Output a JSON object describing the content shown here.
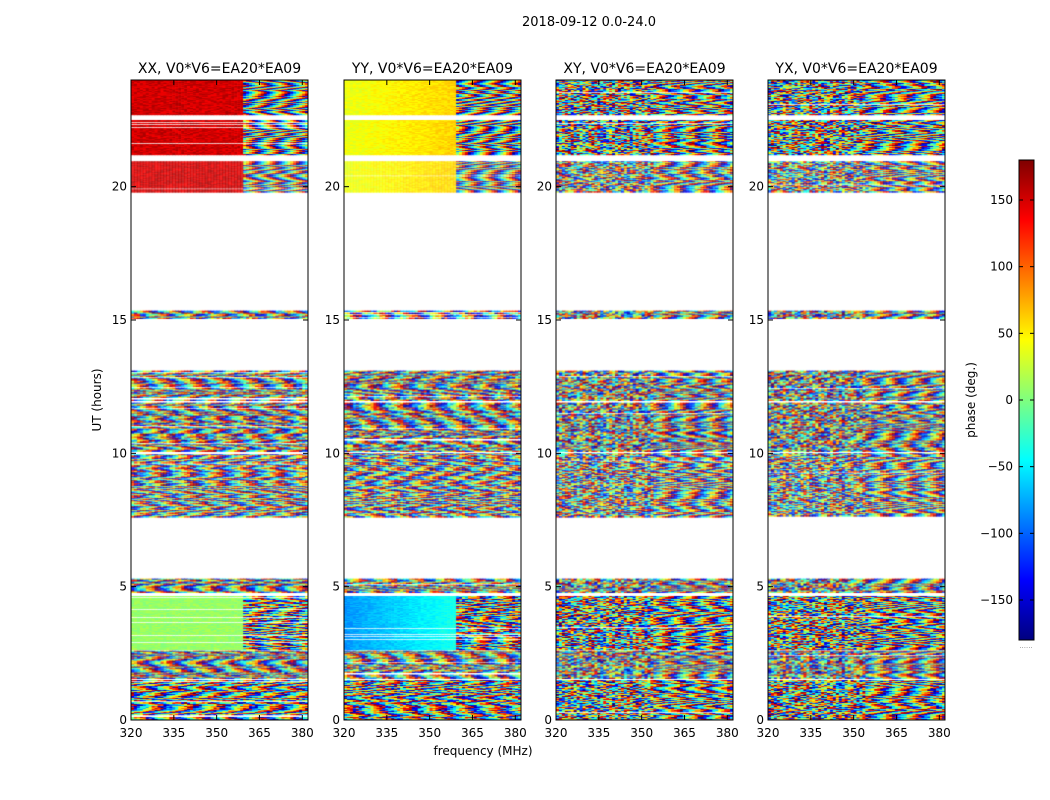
{
  "figure": {
    "title": "2018-09-12 0.0-24.0",
    "ylabel": "UT (hours)",
    "xlabel": "frequency (MHz)",
    "colorbar": {
      "label": "phase (deg.)",
      "range": [
        -180,
        180
      ],
      "ticks": [
        150,
        100,
        50,
        0,
        -50,
        -100,
        -150
      ],
      "tick_labels": [
        "150",
        "100",
        "50",
        "0",
        "−50",
        "−100",
        "−150"
      ],
      "colormap": "jet",
      "footnote": "......"
    }
  },
  "chart_data": [
    {
      "type": "heatmap",
      "title": "XX, V0*V6=EA20*EA09",
      "x_ticks": [
        "320",
        "335",
        "350",
        "365",
        "380"
      ],
      "y_ticks": [
        "0",
        "5",
        "10",
        "15",
        "20"
      ],
      "x_tick_values": [
        320,
        335,
        350,
        365,
        380
      ],
      "y_tick_values": [
        0,
        5,
        10,
        15,
        20
      ],
      "xlim": [
        320,
        382
      ],
      "ylim": [
        0,
        24
      ],
      "pattern": "xx"
    },
    {
      "type": "heatmap",
      "title": "YY, V0*V6=EA20*EA09",
      "x_ticks": [
        "320",
        "335",
        "350",
        "365",
        "380"
      ],
      "y_ticks": [
        "0",
        "5",
        "10",
        "15",
        "20"
      ],
      "x_tick_values": [
        320,
        335,
        350,
        365,
        380
      ],
      "y_tick_values": [
        0,
        5,
        10,
        15,
        20
      ],
      "xlim": [
        320,
        382
      ],
      "ylim": [
        0,
        24
      ],
      "pattern": "yy"
    },
    {
      "type": "heatmap",
      "title": "XY, V0*V6=EA20*EA09",
      "x_ticks": [
        "320",
        "335",
        "350",
        "365",
        "380"
      ],
      "y_ticks": [
        "0",
        "5",
        "10",
        "15",
        "20"
      ],
      "x_tick_values": [
        320,
        335,
        350,
        365,
        380
      ],
      "y_tick_values": [
        0,
        5,
        10,
        15,
        20
      ],
      "xlim": [
        320,
        382
      ],
      "ylim": [
        0,
        24
      ],
      "pattern": "cross"
    },
    {
      "type": "heatmap",
      "title": "YX, V0*V6=EA20*EA09",
      "x_ticks": [
        "320",
        "335",
        "350",
        "365",
        "380"
      ],
      "y_ticks": [
        "0",
        "5",
        "10",
        "15",
        "20"
      ],
      "x_tick_values": [
        320,
        335,
        350,
        365,
        380
      ],
      "y_tick_values": [
        0,
        5,
        10,
        15,
        20
      ],
      "xlim": [
        320,
        382
      ],
      "ylim": [
        0,
        24
      ],
      "pattern": "cross"
    }
  ],
  "observation_blocks_hours": [
    [
      0.0,
      1.5
    ],
    [
      1.55,
      2.6
    ],
    [
      2.65,
      4.65
    ],
    [
      4.8,
      5.3
    ],
    [
      7.6,
      10.0
    ],
    [
      10.1,
      11.9
    ],
    [
      12.0,
      13.1
    ],
    [
      15.05,
      15.35
    ],
    [
      19.8,
      20.95
    ],
    [
      21.2,
      22.5
    ],
    [
      22.7,
      24.0
    ]
  ]
}
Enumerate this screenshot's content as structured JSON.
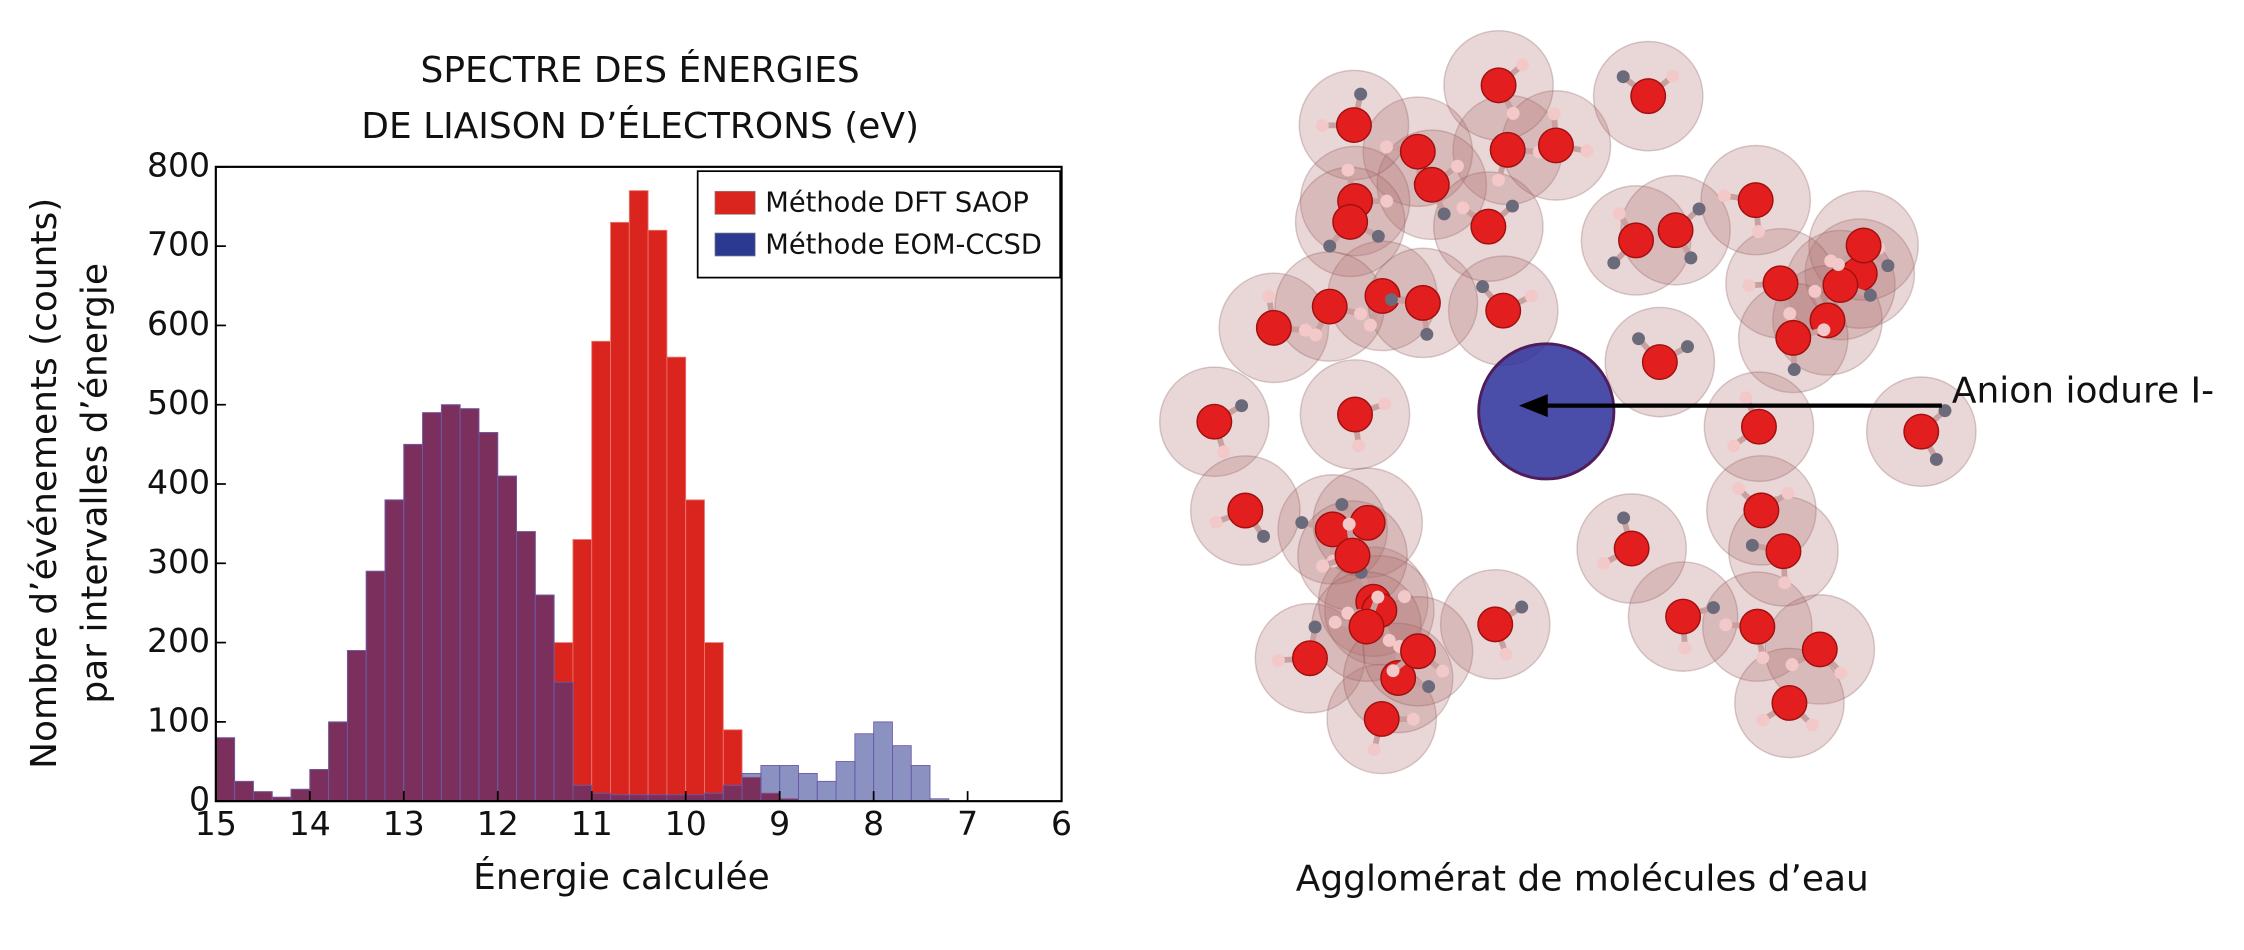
{
  "chart_data": {
    "type": "histogram",
    "title": [
      "SPECTRE DES ÉNERGIES",
      "DE LIAISON D’ÉLECTRONS (eV)"
    ],
    "xlabel": "Énergie calculée",
    "ylabel": [
      "Nombre d’événements (counts)",
      "par intervalles d’énergie"
    ],
    "bins": [
      15,
      14.8,
      14.6,
      14.4,
      14.2,
      14,
      13.8,
      13.6,
      13.4,
      13.2,
      13,
      12.8,
      12.6,
      12.4,
      12.2,
      12,
      11.8,
      11.6,
      11.4,
      11.2,
      11,
      10.8,
      10.6,
      10.4,
      10.2,
      10,
      9.8,
      9.6,
      9.4,
      9.2,
      9,
      8.8,
      8.6,
      8.4,
      8.2,
      8,
      7.8,
      7.6,
      7.4,
      7.2,
      7
    ],
    "series": [
      {
        "name": "Méthode DFT SAOP",
        "color": "#d9251d",
        "values": [
          80,
          25,
          12,
          5,
          15,
          40,
          100,
          190,
          290,
          380,
          450,
          490,
          500,
          495,
          465,
          410,
          340,
          260,
          200,
          330,
          580,
          730,
          770,
          720,
          560,
          380,
          200,
          90,
          30,
          10,
          3,
          0,
          0,
          0,
          0,
          0,
          0,
          0,
          0,
          0
        ]
      },
      {
        "name": "Méthode EOM-CCSD",
        "color": "#2b3990",
        "values": [
          80,
          25,
          12,
          5,
          15,
          40,
          100,
          190,
          290,
          380,
          450,
          490,
          500,
          495,
          465,
          410,
          340,
          260,
          150,
          20,
          10,
          8,
          8,
          8,
          8,
          8,
          10,
          20,
          35,
          45,
          45,
          35,
          25,
          50,
          85,
          100,
          70,
          45,
          3,
          0
        ]
      }
    ],
    "xlim": [
      15,
      6
    ],
    "xticks": [
      15,
      14,
      13,
      12,
      11,
      10,
      9,
      8,
      7,
      6
    ],
    "ylim": [
      0,
      800
    ],
    "yticks": [
      0,
      100,
      200,
      300,
      400,
      500,
      600,
      700,
      800
    ],
    "grid": false,
    "legend": "upper right",
    "annotations": [
      "Anion iodure I-",
      "Agglomérat de molécules d’eau"
    ]
  }
}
========================
• _To be done_
Go over the records above line by line and count those holding the word "content". Reply only with the number.

• _Answer in full_
2